→ **What to do**:
Output the data below verbatim, line for line, with nothing added, dropped, or reordered.

◇ ◇ ◇ ◇ ◇ ◇ ◇

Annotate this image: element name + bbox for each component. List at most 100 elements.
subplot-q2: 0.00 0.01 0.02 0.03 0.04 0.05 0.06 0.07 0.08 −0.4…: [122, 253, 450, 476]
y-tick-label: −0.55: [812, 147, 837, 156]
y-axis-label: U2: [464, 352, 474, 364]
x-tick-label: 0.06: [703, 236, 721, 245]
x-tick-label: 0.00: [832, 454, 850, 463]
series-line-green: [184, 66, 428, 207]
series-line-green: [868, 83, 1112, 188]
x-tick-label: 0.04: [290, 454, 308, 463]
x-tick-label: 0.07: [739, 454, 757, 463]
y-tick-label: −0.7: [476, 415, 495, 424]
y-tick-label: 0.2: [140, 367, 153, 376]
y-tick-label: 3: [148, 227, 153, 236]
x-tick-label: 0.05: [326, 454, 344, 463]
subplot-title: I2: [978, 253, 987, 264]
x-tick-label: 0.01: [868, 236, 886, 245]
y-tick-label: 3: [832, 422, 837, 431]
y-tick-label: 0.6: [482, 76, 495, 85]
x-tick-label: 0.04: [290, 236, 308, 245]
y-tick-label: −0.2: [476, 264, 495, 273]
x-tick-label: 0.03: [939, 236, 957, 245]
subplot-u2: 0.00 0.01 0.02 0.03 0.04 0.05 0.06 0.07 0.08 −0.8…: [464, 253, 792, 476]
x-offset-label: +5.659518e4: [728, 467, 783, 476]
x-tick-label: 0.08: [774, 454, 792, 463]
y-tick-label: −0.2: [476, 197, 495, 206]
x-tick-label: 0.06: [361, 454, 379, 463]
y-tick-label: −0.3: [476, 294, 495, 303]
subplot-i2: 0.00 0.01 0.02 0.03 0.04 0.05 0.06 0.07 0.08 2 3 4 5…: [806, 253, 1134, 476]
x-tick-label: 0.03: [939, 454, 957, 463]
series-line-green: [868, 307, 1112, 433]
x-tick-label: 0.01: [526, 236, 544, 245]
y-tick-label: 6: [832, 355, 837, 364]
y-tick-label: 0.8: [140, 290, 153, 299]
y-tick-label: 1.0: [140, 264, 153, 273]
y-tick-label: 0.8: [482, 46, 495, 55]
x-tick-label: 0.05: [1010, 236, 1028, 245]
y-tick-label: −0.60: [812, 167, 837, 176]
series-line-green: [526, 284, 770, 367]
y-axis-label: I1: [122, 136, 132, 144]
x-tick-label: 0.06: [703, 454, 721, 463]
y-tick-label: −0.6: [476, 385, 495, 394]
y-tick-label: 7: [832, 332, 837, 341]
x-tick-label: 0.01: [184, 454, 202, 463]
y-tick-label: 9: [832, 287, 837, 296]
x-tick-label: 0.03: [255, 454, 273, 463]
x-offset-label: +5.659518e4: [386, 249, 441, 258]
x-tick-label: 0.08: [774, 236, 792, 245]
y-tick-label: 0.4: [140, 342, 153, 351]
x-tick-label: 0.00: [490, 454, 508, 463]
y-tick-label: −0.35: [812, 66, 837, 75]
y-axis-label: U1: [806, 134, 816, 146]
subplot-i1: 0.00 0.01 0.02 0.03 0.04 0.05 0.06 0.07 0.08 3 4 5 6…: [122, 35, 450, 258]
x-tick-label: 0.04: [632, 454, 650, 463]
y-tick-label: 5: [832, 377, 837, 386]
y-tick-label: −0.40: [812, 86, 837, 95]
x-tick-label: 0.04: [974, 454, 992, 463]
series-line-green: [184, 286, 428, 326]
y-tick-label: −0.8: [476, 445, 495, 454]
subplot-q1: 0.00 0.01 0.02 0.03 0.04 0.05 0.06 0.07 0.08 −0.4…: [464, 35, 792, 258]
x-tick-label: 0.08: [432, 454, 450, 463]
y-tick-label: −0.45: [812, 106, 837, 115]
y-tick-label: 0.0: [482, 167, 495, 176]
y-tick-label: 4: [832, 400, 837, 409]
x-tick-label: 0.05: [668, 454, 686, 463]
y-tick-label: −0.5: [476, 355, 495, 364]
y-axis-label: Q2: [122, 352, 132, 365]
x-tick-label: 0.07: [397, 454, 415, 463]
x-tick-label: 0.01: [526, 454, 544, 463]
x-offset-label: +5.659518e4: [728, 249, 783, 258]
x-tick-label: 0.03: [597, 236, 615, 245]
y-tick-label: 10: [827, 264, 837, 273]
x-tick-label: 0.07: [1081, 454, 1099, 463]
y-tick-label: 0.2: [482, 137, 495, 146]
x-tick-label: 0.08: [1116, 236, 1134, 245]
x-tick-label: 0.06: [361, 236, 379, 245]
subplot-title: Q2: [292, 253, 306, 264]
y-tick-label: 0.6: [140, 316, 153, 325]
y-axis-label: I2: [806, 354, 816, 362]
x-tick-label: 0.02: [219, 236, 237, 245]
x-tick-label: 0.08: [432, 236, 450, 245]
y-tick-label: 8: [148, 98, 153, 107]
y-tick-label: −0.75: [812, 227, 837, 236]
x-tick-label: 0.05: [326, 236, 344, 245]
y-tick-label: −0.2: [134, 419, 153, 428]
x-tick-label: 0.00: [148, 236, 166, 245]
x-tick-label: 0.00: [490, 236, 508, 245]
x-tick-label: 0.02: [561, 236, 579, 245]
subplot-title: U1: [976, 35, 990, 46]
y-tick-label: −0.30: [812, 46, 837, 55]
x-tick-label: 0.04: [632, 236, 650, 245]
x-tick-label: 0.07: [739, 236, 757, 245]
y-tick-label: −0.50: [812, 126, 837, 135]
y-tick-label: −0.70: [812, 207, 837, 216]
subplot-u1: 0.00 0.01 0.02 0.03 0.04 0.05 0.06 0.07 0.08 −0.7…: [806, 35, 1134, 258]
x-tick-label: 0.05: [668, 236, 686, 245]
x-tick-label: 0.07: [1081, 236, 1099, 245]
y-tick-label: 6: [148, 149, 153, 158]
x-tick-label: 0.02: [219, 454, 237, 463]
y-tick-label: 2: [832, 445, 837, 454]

◇ ◇ ◇ ◇ ◇ ◇ ◇

→ **Exercise response**:
Annotate this image: element name + bbox for each component. List at most 100 elements.
subplot-q2: 0.00 0.01 0.02 0.03 0.04 0.05 0.06 0.07 0.08 −0.4…: [122, 253, 450, 476]
y-tick-label: −0.55: [812, 147, 837, 156]
y-axis-label: U2: [464, 352, 474, 364]
x-tick-label: 0.06: [703, 236, 721, 245]
x-tick-label: 0.00: [832, 454, 850, 463]
series-line-green: [184, 66, 428, 207]
series-line-green: [868, 83, 1112, 188]
x-tick-label: 0.04: [290, 454, 308, 463]
x-tick-label: 0.07: [739, 454, 757, 463]
y-tick-label: −0.7: [476, 415, 495, 424]
y-tick-label: 0.2: [140, 367, 153, 376]
y-tick-label: 3: [148, 227, 153, 236]
x-tick-label: 0.05: [326, 454, 344, 463]
subplot-title: I2: [978, 253, 987, 264]
x-tick-label: 0.01: [868, 236, 886, 245]
y-tick-label: 3: [832, 422, 837, 431]
y-tick-label: 0.6: [482, 76, 495, 85]
x-tick-label: 0.04: [290, 236, 308, 245]
y-tick-label: −0.2: [476, 264, 495, 273]
x-tick-label: 0.03: [939, 236, 957, 245]
subplot-u2: 0.00 0.01 0.02 0.03 0.04 0.05 0.06 0.07 0.08 −0.8…: [464, 253, 792, 476]
x-offset-label: +5.659518e4: [728, 467, 783, 476]
x-tick-label: 0.08: [774, 454, 792, 463]
y-tick-label: −0.2: [476, 197, 495, 206]
x-tick-label: 0.06: [361, 454, 379, 463]
y-tick-label: −0.3: [476, 294, 495, 303]
subplot-i2: 0.00 0.01 0.02 0.03 0.04 0.05 0.06 0.07 0.08 2 3 4 5…: [806, 253, 1134, 476]
x-tick-label: 0.03: [939, 454, 957, 463]
series-line-green: [868, 307, 1112, 433]
x-tick-label: 0.01: [526, 236, 544, 245]
y-tick-label: 6: [832, 355, 837, 364]
y-tick-label: 0.8: [140, 290, 153, 299]
y-tick-label: 1.0: [140, 264, 153, 273]
y-tick-label: 0.8: [482, 46, 495, 55]
x-tick-label: 0.05: [1010, 236, 1028, 245]
y-tick-label: −0.60: [812, 167, 837, 176]
series-line-green: [526, 284, 770, 367]
y-axis-label: I1: [122, 136, 132, 144]
x-tick-label: 0.06: [703, 454, 721, 463]
y-tick-label: −0.6: [476, 385, 495, 394]
y-tick-label: 7: [832, 332, 837, 341]
x-tick-label: 0.01: [184, 454, 202, 463]
y-tick-label: 9: [832, 287, 837, 296]
x-tick-label: 0.03: [255, 454, 273, 463]
x-offset-label: +5.659518e4: [386, 249, 441, 258]
x-tick-label: 0.08: [774, 236, 792, 245]
y-tick-label: 0.4: [140, 342, 153, 351]
x-tick-label: 0.00: [490, 454, 508, 463]
y-tick-label: −0.35: [812, 66, 837, 75]
y-axis-label: U1: [806, 134, 816, 146]
subplot-i1: 0.00 0.01 0.02 0.03 0.04 0.05 0.06 0.07 0.08 3 4 5 6…: [122, 35, 450, 258]
x-tick-label: 0.04: [632, 454, 650, 463]
y-tick-label: 5: [832, 377, 837, 386]
y-tick-label: −0.40: [812, 86, 837, 95]
x-tick-label: 0.04: [974, 454, 992, 463]
series-line-green: [184, 286, 428, 326]
y-tick-label: −0.8: [476, 445, 495, 454]
subplot-q1: 0.00 0.01 0.02 0.03 0.04 0.05 0.06 0.07 0.08 −0.4…: [464, 35, 792, 258]
x-tick-label: 0.08: [432, 454, 450, 463]
y-tick-label: −0.45: [812, 106, 837, 115]
y-tick-label: 0.0: [482, 167, 495, 176]
y-tick-label: 4: [832, 400, 837, 409]
x-tick-label: 0.05: [668, 454, 686, 463]
y-tick-label: −0.5: [476, 355, 495, 364]
y-axis-label: Q2: [122, 352, 132, 365]
x-tick-label: 0.07: [397, 454, 415, 463]
x-tick-label: 0.01: [526, 454, 544, 463]
x-offset-label: +5.659518e4: [728, 249, 783, 258]
x-tick-label: 0.03: [597, 236, 615, 245]
y-tick-label: 10: [827, 264, 837, 273]
x-tick-label: 0.07: [1081, 454, 1099, 463]
y-tick-label: 0.2: [482, 137, 495, 146]
x-tick-label: 0.08: [1116, 236, 1134, 245]
x-tick-label: 0.06: [361, 236, 379, 245]
subplot-title: Q2: [292, 253, 306, 264]
y-tick-label: 0.6: [140, 316, 153, 325]
y-axis-label: I2: [806, 354, 816, 362]
x-tick-label: 0.02: [219, 236, 237, 245]
x-tick-label: 0.08: [432, 236, 450, 245]
y-tick-label: 8: [148, 98, 153, 107]
y-tick-label: −0.75: [812, 227, 837, 236]
x-tick-label: 0.05: [326, 236, 344, 245]
y-tick-label: −0.2: [134, 419, 153, 428]
x-tick-label: 0.00: [148, 236, 166, 245]
x-tick-label: 0.00: [490, 236, 508, 245]
x-tick-label: 0.02: [561, 236, 579, 245]
subplot-title: U1: [976, 35, 990, 46]
y-tick-label: −0.30: [812, 46, 837, 55]
x-tick-label: 0.04: [632, 236, 650, 245]
x-tick-label: 0.07: [739, 236, 757, 245]
y-tick-label: −0.50: [812, 126, 837, 135]
y-tick-label: −0.70: [812, 207, 837, 216]
subplot-u1: 0.00 0.01 0.02 0.03 0.04 0.05 0.06 0.07 0.08 −0.7…: [806, 35, 1134, 258]
x-tick-label: 0.05: [668, 236, 686, 245]
x-tick-label: 0.07: [1081, 236, 1099, 245]
y-tick-label: 6: [148, 149, 153, 158]
x-tick-label: 0.02: [219, 454, 237, 463]
y-tick-label: 2: [832, 445, 837, 454]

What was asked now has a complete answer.